• [INSTRUCTIONS TO FOLLOW] Count the lines containing "features". Give the number alone.

• [Data items]
^^^^^^^^
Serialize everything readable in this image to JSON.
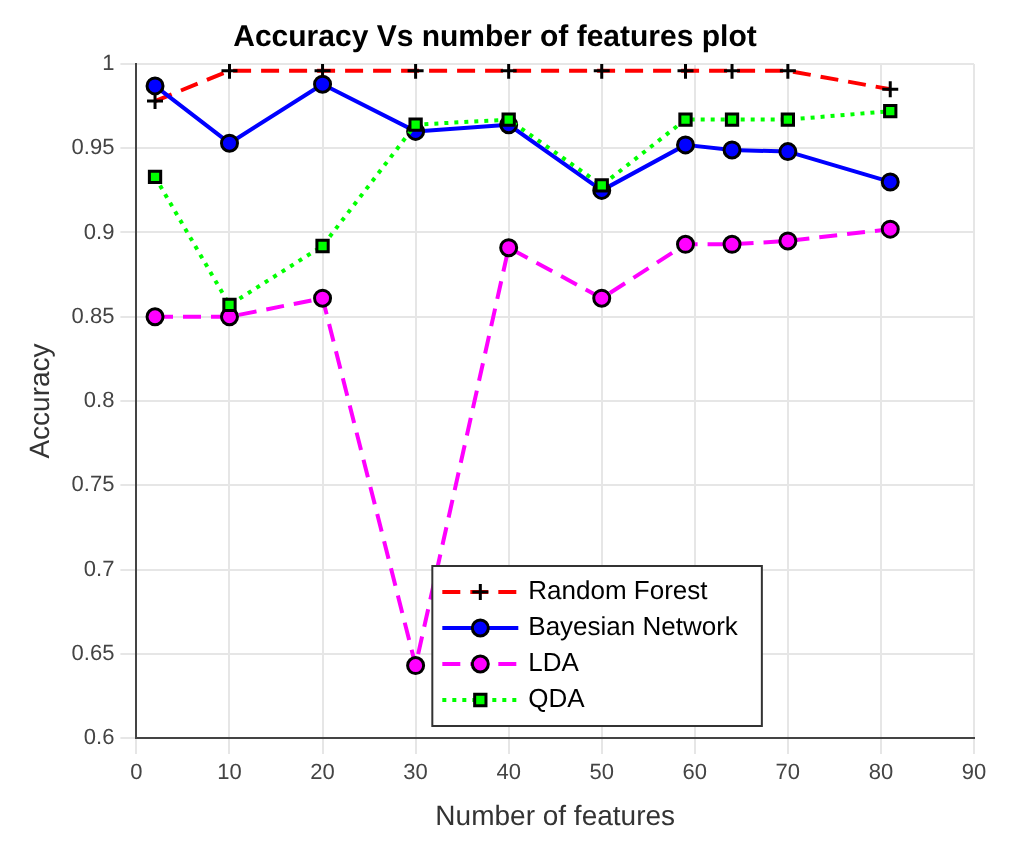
{
  "chart_data": {
    "type": "line",
    "title": "Accuracy Vs number of features plot",
    "xlabel": "Number of features",
    "ylabel": "Accuracy",
    "x": [
      2,
      10,
      20,
      30,
      40,
      50,
      59,
      64,
      70,
      81
    ],
    "series": [
      {
        "name": "Random Forest",
        "color": "#ff0000",
        "line_style": "dashed",
        "marker": "cross",
        "values": [
          0.978,
          0.996,
          0.996,
          0.996,
          0.996,
          0.996,
          0.996,
          0.996,
          0.996,
          0.985
        ]
      },
      {
        "name": "Bayesian Network",
        "color": "#0000ff",
        "line_style": "solid",
        "marker": "circle",
        "values": [
          0.987,
          0.953,
          0.988,
          0.96,
          0.964,
          0.925,
          0.952,
          0.949,
          0.948,
          0.93
        ]
      },
      {
        "name": "LDA",
        "color": "#ff00ff",
        "line_style": "dashed",
        "marker": "circle",
        "values": [
          0.85,
          0.85,
          0.861,
          0.643,
          0.891,
          0.861,
          0.893,
          0.893,
          0.895,
          0.902
        ]
      },
      {
        "name": "QDA",
        "color": "#00ff00",
        "line_style": "dotted",
        "marker": "square",
        "values": [
          0.933,
          0.857,
          0.892,
          0.964,
          0.967,
          0.928,
          0.967,
          0.967,
          0.967,
          0.972
        ]
      }
    ],
    "xlim": [
      0,
      90
    ],
    "xticks": [
      0,
      10,
      20,
      30,
      40,
      50,
      60,
      70,
      80,
      90
    ],
    "ylim": [
      0.6,
      1
    ],
    "yticks": [
      0.6,
      0.65,
      0.7,
      0.75,
      0.8,
      0.85,
      0.9,
      0.95,
      1
    ],
    "grid": true,
    "legend": "bottom"
  }
}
^^^^^^^^
• [EXERCISE SOLUTION] 2